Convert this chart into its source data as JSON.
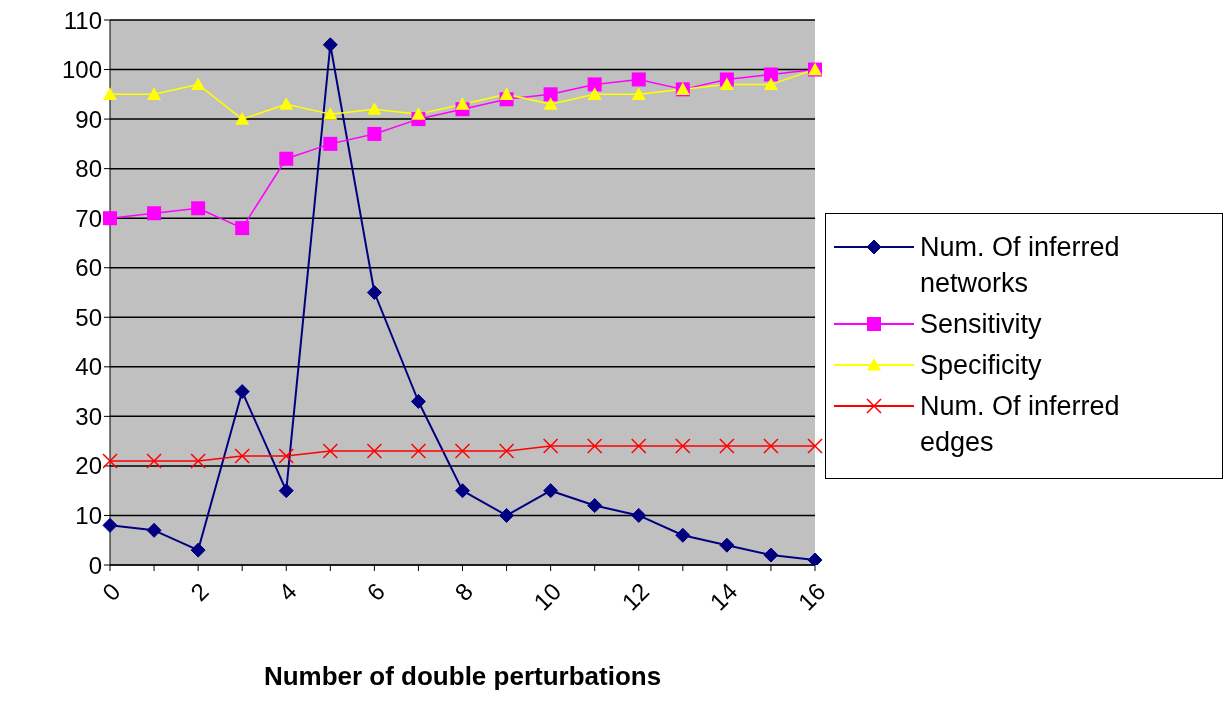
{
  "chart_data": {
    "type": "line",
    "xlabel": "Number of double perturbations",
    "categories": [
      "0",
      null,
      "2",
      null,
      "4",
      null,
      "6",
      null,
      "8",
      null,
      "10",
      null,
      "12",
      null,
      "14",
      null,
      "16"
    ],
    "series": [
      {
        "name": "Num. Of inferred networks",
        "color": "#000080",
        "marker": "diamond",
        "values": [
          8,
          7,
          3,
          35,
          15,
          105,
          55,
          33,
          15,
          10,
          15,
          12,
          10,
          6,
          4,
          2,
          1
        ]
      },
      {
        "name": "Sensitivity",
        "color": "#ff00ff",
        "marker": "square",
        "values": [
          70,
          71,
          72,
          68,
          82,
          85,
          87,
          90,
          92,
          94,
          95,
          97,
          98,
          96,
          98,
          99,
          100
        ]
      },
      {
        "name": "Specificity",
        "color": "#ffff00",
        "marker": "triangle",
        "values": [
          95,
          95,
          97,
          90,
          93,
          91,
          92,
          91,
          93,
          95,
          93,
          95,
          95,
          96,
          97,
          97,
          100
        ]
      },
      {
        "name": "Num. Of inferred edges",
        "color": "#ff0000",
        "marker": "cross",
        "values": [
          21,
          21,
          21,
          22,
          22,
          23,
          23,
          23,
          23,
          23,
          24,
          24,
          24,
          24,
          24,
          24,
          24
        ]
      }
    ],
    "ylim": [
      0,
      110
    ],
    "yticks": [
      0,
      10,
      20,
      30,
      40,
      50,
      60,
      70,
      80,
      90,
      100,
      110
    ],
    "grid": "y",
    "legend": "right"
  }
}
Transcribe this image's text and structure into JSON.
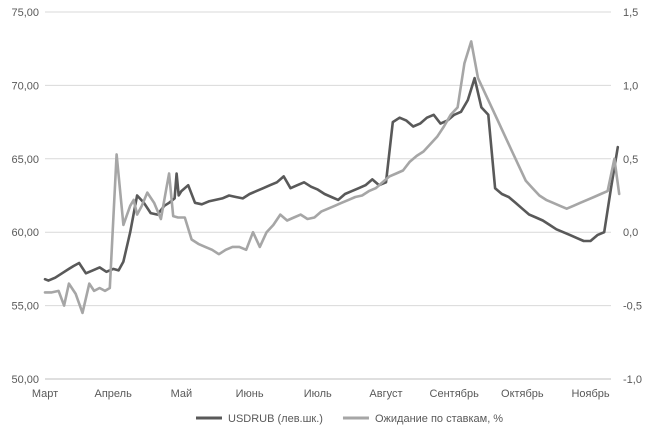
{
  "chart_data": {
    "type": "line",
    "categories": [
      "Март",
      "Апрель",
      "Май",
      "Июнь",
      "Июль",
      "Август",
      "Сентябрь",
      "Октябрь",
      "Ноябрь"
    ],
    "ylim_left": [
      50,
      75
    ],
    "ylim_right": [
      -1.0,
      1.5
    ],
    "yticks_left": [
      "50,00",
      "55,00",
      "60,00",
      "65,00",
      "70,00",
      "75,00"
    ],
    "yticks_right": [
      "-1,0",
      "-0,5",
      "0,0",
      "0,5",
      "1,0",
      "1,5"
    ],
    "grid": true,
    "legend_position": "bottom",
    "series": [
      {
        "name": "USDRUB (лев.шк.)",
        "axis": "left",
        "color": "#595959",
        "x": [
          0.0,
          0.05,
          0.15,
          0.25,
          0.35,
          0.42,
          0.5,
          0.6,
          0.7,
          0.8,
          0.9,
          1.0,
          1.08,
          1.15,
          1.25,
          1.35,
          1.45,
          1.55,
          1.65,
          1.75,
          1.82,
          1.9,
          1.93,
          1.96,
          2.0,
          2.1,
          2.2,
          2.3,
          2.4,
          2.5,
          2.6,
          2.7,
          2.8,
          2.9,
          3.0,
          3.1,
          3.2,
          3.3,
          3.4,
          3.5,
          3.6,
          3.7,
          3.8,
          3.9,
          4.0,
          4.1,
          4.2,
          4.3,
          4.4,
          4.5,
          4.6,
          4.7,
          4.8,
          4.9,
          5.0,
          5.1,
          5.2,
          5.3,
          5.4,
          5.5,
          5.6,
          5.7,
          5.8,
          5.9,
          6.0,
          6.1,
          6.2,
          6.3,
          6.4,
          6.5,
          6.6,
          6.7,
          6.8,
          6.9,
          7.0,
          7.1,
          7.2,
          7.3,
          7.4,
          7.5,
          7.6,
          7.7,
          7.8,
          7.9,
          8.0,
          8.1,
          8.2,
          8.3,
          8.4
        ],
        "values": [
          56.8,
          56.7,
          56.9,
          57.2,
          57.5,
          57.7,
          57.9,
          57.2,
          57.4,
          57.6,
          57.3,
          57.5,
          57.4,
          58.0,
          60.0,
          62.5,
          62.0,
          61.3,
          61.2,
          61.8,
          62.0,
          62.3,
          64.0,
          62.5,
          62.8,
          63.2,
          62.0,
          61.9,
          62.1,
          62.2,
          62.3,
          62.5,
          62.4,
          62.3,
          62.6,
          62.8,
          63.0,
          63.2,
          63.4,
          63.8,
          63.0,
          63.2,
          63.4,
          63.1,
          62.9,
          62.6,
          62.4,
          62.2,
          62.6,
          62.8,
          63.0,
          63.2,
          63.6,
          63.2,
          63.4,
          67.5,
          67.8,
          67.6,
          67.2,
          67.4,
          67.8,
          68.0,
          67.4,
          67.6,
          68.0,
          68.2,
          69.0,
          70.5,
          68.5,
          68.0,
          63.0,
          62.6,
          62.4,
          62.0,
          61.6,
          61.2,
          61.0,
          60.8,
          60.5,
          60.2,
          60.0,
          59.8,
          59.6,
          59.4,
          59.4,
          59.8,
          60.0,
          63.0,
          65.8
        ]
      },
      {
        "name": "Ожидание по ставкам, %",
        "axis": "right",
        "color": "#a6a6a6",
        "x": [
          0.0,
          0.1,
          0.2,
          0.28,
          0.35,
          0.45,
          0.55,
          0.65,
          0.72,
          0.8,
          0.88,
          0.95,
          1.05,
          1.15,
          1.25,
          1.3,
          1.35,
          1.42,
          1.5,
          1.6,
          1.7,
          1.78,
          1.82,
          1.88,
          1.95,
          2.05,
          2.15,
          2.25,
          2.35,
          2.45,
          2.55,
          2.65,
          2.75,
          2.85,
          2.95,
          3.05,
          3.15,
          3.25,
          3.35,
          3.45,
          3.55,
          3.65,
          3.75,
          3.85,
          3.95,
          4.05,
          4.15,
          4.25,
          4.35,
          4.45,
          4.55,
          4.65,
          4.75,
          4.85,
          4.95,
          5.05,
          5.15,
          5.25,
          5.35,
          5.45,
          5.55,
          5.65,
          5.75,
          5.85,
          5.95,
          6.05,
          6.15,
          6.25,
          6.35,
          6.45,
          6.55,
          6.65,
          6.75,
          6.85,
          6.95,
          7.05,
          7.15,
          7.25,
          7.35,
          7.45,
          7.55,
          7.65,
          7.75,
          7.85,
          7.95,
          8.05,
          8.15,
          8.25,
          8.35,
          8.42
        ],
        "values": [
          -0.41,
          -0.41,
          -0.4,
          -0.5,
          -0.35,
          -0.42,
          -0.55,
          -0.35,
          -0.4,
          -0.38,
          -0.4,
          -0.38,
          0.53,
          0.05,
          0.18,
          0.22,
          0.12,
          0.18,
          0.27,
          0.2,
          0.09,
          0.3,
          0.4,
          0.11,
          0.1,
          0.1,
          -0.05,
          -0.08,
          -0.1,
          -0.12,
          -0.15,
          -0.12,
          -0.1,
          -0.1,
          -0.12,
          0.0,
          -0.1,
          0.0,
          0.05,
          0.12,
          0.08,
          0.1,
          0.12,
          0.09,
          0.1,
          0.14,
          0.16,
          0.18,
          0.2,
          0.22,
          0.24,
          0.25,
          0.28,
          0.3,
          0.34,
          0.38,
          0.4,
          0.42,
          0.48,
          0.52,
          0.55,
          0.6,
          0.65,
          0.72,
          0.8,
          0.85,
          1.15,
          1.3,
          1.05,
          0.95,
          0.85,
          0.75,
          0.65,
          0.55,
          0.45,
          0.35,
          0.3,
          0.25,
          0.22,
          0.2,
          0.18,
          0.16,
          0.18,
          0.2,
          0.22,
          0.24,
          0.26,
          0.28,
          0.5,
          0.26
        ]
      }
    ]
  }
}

**********

Work to do
Exactly reproduce the entries above, minus the pictures.

Answer to this exercise
Convert this chart into its source data as JSON.
{
  "chart_data": {
    "type": "line",
    "xlabel": "Number of double perturbations",
    "categories": [
      "0",
      null,
      "2",
      null,
      "4",
      null,
      "6",
      null,
      "8",
      null,
      "10",
      null,
      "12",
      null,
      "14",
      null,
      "16"
    ],
    "series": [
      {
        "name": "Num. Of inferred networks",
        "color": "#000080",
        "marker": "diamond",
        "values": [
          8,
          7,
          3,
          35,
          15,
          105,
          55,
          33,
          15,
          10,
          15,
          12,
          10,
          6,
          4,
          2,
          1
        ]
      },
      {
        "name": "Sensitivity",
        "color": "#ff00ff",
        "marker": "square",
        "values": [
          70,
          71,
          72,
          68,
          82,
          85,
          87,
          90,
          92,
          94,
          95,
          97,
          98,
          96,
          98,
          99,
          100
        ]
      },
      {
        "name": "Specificity",
        "color": "#ffff00",
        "marker": "triangle",
        "values": [
          95,
          95,
          97,
          90,
          93,
          91,
          92,
          91,
          93,
          95,
          93,
          95,
          95,
          96,
          97,
          97,
          100
        ]
      },
      {
        "name": "Num. Of inferred edges",
        "color": "#ff0000",
        "marker": "cross",
        "values": [
          21,
          21,
          21,
          22,
          22,
          23,
          23,
          23,
          23,
          23,
          24,
          24,
          24,
          24,
          24,
          24,
          24
        ]
      }
    ],
    "ylim": [
      0,
      110
    ],
    "yticks": [
      0,
      10,
      20,
      30,
      40,
      50,
      60,
      70,
      80,
      90,
      100,
      110
    ],
    "grid": "y",
    "legend": "right"
  }
}
Transcribe this image's text and structure into JSON.
{
  "chart_data": {
    "type": "line",
    "categories": [
      "Март",
      "Апрель",
      "Май",
      "Июнь",
      "Июль",
      "Август",
      "Сентябрь",
      "Октябрь",
      "Ноябрь"
    ],
    "ylim_left": [
      50,
      75
    ],
    "ylim_right": [
      -1.0,
      1.5
    ],
    "yticks_left": [
      "50,00",
      "55,00",
      "60,00",
      "65,00",
      "70,00",
      "75,00"
    ],
    "yticks_right": [
      "-1,0",
      "-0,5",
      "0,0",
      "0,5",
      "1,0",
      "1,5"
    ],
    "grid": true,
    "legend_position": "bottom",
    "series": [
      {
        "name": "USDRUB (лев.шк.)",
        "axis": "left",
        "color": "#595959",
        "x": [
          0.0,
          0.05,
          0.15,
          0.25,
          0.35,
          0.42,
          0.5,
          0.6,
          0.7,
          0.8,
          0.9,
          1.0,
          1.08,
          1.15,
          1.25,
          1.35,
          1.45,
          1.55,
          1.65,
          1.75,
          1.82,
          1.9,
          1.93,
          1.96,
          2.0,
          2.1,
          2.2,
          2.3,
          2.4,
          2.5,
          2.6,
          2.7,
          2.8,
          2.9,
          3.0,
          3.1,
          3.2,
          3.3,
          3.4,
          3.5,
          3.6,
          3.7,
          3.8,
          3.9,
          4.0,
          4.1,
          4.2,
          4.3,
          4.4,
          4.5,
          4.6,
          4.7,
          4.8,
          4.9,
          5.0,
          5.1,
          5.2,
          5.3,
          5.4,
          5.5,
          5.6,
          5.7,
          5.8,
          5.9,
          6.0,
          6.1,
          6.2,
          6.3,
          6.4,
          6.5,
          6.6,
          6.7,
          6.8,
          6.9,
          7.0,
          7.1,
          7.2,
          7.3,
          7.4,
          7.5,
          7.6,
          7.7,
          7.8,
          7.9,
          8.0,
          8.1,
          8.2,
          8.3,
          8.4
        ],
        "values": [
          56.8,
          56.7,
          56.9,
          57.2,
          57.5,
          57.7,
          57.9,
          57.2,
          57.4,
          57.6,
          57.3,
          57.5,
          57.4,
          58.0,
          60.0,
          62.5,
          62.0,
          61.3,
          61.2,
          61.8,
          62.0,
          62.3,
          64.0,
          62.5,
          62.8,
          63.2,
          62.0,
          61.9,
          62.1,
          62.2,
          62.3,
          62.5,
          62.4,
          62.3,
          62.6,
          62.8,
          63.0,
          63.2,
          63.4,
          63.8,
          63.0,
          63.2,
          63.4,
          63.1,
          62.9,
          62.6,
          62.4,
          62.2,
          62.6,
          62.8,
          63.0,
          63.2,
          63.6,
          63.2,
          63.4,
          67.5,
          67.8,
          67.6,
          67.2,
          67.4,
          67.8,
          68.0,
          67.4,
          67.6,
          68.0,
          68.2,
          69.0,
          70.5,
          68.5,
          68.0,
          63.0,
          62.6,
          62.4,
          62.0,
          61.6,
          61.2,
          61.0,
          60.8,
          60.5,
          60.2,
          60.0,
          59.8,
          59.6,
          59.4,
          59.4,
          59.8,
          60.0,
          63.0,
          65.8
        ]
      },
      {
        "name": "Ожидание по ставкам, %",
        "axis": "right",
        "color": "#a6a6a6",
        "x": [
          0.0,
          0.1,
          0.2,
          0.28,
          0.35,
          0.45,
          0.55,
          0.65,
          0.72,
          0.8,
          0.88,
          0.95,
          1.05,
          1.15,
          1.25,
          1.3,
          1.35,
          1.42,
          1.5,
          1.6,
          1.7,
          1.78,
          1.82,
          1.88,
          1.95,
          2.05,
          2.15,
          2.25,
          2.35,
          2.45,
          2.55,
          2.65,
          2.75,
          2.85,
          2.95,
          3.05,
          3.15,
          3.25,
          3.35,
          3.45,
          3.55,
          3.65,
          3.75,
          3.85,
          3.95,
          4.05,
          4.15,
          4.25,
          4.35,
          4.45,
          4.55,
          4.65,
          4.75,
          4.85,
          4.95,
          5.05,
          5.15,
          5.25,
          5.35,
          5.45,
          5.55,
          5.65,
          5.75,
          5.85,
          5.95,
          6.05,
          6.15,
          6.25,
          6.35,
          6.45,
          6.55,
          6.65,
          6.75,
          6.85,
          6.95,
          7.05,
          7.15,
          7.25,
          7.35,
          7.45,
          7.55,
          7.65,
          7.75,
          7.85,
          7.95,
          8.05,
          8.15,
          8.25,
          8.35,
          8.42
        ],
        "values": [
          -0.41,
          -0.41,
          -0.4,
          -0.5,
          -0.35,
          -0.42,
          -0.55,
          -0.35,
          -0.4,
          -0.38,
          -0.4,
          -0.38,
          0.53,
          0.05,
          0.18,
          0.22,
          0.12,
          0.18,
          0.27,
          0.2,
          0.09,
          0.3,
          0.4,
          0.11,
          0.1,
          0.1,
          -0.05,
          -0.08,
          -0.1,
          -0.12,
          -0.15,
          -0.12,
          -0.1,
          -0.1,
          -0.12,
          0.0,
          -0.1,
          0.0,
          0.05,
          0.12,
          0.08,
          0.1,
          0.12,
          0.09,
          0.1,
          0.14,
          0.16,
          0.18,
          0.2,
          0.22,
          0.24,
          0.25,
          0.28,
          0.3,
          0.34,
          0.38,
          0.4,
          0.42,
          0.48,
          0.52,
          0.55,
          0.6,
          0.65,
          0.72,
          0.8,
          0.85,
          1.15,
          1.3,
          1.05,
          0.95,
          0.85,
          0.75,
          0.65,
          0.55,
          0.45,
          0.35,
          0.3,
          0.25,
          0.22,
          0.2,
          0.18,
          0.16,
          0.18,
          0.2,
          0.22,
          0.24,
          0.26,
          0.28,
          0.5,
          0.26
        ]
      }
    ]
  }
}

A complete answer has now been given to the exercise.